Data items:
________________________
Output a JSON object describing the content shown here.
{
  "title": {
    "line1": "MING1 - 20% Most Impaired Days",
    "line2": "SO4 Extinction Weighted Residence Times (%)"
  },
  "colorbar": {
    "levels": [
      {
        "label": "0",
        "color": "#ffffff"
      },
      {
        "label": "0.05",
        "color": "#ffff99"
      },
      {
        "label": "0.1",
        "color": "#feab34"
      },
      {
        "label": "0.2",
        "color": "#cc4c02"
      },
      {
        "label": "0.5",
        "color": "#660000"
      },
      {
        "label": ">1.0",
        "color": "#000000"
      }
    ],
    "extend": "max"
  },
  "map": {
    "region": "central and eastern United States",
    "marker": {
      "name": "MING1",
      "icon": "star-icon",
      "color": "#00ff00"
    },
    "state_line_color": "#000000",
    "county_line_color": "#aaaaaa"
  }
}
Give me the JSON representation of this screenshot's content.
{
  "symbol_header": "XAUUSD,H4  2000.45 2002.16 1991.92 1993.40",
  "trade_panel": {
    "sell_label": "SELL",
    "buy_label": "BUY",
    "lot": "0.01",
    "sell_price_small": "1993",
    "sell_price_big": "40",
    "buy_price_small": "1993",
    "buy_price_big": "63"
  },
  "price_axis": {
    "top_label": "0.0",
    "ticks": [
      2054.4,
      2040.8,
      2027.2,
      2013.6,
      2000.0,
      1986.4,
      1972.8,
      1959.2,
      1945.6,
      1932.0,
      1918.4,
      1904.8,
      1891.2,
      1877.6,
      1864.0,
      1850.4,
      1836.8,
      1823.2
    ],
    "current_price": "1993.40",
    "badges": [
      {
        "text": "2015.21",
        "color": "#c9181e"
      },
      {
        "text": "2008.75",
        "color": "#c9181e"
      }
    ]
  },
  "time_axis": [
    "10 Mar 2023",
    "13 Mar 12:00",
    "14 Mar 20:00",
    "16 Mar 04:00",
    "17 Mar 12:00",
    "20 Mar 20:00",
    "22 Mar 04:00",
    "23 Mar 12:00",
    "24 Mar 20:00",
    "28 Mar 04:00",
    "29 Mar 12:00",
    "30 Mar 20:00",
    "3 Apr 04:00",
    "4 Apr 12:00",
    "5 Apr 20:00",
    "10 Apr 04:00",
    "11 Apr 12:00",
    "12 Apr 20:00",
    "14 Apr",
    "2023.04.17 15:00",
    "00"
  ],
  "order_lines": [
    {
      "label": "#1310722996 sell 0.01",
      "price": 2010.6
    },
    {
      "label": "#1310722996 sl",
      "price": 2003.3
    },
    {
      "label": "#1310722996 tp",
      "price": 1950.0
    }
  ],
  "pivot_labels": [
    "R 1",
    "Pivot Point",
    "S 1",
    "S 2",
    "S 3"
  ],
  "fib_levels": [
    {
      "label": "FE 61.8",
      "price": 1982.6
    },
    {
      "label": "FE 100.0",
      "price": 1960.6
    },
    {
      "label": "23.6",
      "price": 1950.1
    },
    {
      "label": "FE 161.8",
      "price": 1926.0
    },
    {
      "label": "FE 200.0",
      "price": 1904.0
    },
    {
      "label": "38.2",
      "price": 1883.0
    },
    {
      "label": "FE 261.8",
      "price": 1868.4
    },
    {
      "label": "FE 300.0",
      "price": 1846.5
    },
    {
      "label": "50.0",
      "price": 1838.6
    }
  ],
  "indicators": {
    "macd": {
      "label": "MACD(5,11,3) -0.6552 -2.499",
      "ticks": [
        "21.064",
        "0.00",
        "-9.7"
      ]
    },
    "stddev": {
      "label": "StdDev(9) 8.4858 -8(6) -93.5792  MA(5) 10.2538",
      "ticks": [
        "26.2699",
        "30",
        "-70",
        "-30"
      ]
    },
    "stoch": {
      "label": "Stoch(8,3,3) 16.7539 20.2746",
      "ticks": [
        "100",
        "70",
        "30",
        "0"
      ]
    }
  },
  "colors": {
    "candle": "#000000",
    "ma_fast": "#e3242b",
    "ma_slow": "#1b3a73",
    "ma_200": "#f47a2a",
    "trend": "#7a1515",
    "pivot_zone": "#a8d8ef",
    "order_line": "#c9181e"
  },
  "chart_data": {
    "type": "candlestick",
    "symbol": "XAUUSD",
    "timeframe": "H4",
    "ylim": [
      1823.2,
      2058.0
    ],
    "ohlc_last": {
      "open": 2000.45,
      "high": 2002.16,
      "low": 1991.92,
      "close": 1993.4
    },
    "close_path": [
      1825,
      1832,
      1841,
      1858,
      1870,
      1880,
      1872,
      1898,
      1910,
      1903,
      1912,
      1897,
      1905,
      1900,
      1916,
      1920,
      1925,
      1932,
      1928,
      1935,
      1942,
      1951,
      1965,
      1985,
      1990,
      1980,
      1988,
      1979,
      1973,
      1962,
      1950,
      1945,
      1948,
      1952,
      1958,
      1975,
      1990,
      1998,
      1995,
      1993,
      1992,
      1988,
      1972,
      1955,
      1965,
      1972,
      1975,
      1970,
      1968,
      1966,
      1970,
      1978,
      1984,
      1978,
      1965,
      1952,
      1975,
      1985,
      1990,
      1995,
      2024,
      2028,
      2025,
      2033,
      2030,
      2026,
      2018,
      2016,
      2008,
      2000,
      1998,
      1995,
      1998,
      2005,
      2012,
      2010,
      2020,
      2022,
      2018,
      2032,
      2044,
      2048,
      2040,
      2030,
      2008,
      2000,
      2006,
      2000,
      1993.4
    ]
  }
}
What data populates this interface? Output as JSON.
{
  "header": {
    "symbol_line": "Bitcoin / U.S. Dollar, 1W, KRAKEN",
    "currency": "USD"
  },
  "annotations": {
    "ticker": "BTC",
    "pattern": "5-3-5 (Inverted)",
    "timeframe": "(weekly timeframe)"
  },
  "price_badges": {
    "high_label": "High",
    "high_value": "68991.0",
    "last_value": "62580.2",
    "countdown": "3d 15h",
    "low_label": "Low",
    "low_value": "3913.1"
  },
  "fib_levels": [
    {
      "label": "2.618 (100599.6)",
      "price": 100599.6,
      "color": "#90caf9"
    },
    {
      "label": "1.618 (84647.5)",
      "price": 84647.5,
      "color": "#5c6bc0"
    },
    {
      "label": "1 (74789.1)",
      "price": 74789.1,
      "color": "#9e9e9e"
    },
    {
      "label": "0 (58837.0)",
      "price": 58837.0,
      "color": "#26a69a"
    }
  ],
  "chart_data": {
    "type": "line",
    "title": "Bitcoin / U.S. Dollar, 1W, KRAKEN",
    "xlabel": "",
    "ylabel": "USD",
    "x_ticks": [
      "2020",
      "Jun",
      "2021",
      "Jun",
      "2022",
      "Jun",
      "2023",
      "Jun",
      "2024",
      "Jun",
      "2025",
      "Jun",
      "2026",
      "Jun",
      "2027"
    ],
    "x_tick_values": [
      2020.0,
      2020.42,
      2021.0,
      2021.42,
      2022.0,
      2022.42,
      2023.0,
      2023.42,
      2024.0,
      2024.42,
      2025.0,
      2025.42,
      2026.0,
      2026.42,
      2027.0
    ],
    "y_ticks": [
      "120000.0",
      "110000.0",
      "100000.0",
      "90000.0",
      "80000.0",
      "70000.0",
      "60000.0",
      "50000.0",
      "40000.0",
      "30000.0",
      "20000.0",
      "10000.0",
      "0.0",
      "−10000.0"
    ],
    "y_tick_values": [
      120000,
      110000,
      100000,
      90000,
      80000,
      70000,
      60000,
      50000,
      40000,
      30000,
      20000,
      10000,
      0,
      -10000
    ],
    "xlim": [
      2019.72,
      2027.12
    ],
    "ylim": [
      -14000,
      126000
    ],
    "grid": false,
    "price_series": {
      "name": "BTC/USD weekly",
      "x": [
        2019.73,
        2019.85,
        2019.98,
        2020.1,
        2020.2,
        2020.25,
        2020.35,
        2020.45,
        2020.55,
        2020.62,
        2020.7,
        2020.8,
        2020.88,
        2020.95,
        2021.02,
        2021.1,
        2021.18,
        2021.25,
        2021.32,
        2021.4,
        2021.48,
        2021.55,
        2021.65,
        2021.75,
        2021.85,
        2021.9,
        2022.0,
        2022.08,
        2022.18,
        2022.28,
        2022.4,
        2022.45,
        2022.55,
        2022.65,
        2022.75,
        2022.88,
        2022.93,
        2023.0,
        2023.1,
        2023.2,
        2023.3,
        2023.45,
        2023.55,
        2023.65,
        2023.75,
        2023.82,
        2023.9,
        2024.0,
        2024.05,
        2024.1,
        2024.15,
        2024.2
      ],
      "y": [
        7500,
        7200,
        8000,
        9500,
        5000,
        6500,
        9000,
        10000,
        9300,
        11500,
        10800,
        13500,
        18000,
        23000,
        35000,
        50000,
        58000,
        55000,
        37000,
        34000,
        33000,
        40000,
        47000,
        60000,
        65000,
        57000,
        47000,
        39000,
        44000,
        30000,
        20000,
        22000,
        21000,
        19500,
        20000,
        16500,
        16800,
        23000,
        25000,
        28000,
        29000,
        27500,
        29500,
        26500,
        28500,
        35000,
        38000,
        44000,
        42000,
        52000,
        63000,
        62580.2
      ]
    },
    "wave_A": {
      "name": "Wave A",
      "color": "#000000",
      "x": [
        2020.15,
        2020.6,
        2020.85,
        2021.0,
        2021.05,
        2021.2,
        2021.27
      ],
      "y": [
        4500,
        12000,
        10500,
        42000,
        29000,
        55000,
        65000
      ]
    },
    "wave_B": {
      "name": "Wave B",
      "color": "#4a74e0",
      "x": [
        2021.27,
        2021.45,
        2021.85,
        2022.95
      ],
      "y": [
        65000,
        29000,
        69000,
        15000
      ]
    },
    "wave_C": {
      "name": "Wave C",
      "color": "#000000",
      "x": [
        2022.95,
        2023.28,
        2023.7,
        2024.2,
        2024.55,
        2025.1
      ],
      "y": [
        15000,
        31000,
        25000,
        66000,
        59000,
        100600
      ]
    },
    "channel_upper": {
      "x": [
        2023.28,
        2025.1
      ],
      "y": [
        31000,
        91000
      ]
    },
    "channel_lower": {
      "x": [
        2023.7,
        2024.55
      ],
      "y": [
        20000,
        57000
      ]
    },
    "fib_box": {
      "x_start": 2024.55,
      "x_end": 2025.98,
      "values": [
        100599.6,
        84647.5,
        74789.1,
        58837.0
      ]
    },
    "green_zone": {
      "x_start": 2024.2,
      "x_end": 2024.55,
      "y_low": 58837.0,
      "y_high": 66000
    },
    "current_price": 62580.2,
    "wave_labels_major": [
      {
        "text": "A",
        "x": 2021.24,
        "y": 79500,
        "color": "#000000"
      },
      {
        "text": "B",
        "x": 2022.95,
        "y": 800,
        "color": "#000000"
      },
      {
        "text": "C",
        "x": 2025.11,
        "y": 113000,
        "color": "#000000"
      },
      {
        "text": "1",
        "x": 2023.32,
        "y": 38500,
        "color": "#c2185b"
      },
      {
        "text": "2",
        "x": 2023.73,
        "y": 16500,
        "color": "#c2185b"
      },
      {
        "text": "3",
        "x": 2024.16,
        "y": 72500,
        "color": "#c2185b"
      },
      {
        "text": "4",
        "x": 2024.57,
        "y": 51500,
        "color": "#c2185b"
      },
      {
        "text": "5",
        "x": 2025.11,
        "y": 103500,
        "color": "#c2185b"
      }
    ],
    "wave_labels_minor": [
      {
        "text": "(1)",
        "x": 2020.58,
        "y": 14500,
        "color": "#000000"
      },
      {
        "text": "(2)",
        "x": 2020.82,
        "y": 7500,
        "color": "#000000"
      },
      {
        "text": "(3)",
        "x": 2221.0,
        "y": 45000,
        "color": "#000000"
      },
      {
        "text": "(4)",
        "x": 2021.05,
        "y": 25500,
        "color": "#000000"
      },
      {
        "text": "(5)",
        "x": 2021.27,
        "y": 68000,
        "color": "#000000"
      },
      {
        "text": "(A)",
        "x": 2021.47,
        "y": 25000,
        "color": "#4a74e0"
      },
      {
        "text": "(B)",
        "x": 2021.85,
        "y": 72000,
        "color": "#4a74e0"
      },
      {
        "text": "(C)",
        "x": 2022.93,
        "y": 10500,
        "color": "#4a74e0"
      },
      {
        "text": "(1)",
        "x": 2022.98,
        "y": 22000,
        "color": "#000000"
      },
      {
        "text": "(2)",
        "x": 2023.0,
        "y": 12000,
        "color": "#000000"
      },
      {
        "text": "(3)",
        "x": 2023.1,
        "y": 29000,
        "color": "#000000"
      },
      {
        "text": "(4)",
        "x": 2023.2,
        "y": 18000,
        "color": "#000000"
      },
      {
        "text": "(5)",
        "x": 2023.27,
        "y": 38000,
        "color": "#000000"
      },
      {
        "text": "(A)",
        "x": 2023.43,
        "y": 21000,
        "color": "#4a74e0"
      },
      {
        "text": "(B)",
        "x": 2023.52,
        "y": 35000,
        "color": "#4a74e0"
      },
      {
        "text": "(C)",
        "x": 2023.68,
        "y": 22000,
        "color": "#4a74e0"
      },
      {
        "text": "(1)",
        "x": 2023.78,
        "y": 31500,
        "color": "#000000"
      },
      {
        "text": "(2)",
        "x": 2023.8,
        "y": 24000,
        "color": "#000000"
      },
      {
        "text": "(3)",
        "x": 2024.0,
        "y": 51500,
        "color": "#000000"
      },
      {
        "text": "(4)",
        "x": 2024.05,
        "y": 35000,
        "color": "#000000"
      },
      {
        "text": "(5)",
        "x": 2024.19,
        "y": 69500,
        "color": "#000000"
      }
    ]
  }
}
________________________
▶ Aim of the exercise
Scan the data above; copy every line where "name" appears.

▶ Written solution
      "name": "MING1",
      "name": "BTC/USD weekly",
      "name": "Wave A",
      "name": "Wave B",
      "name": "Wave C",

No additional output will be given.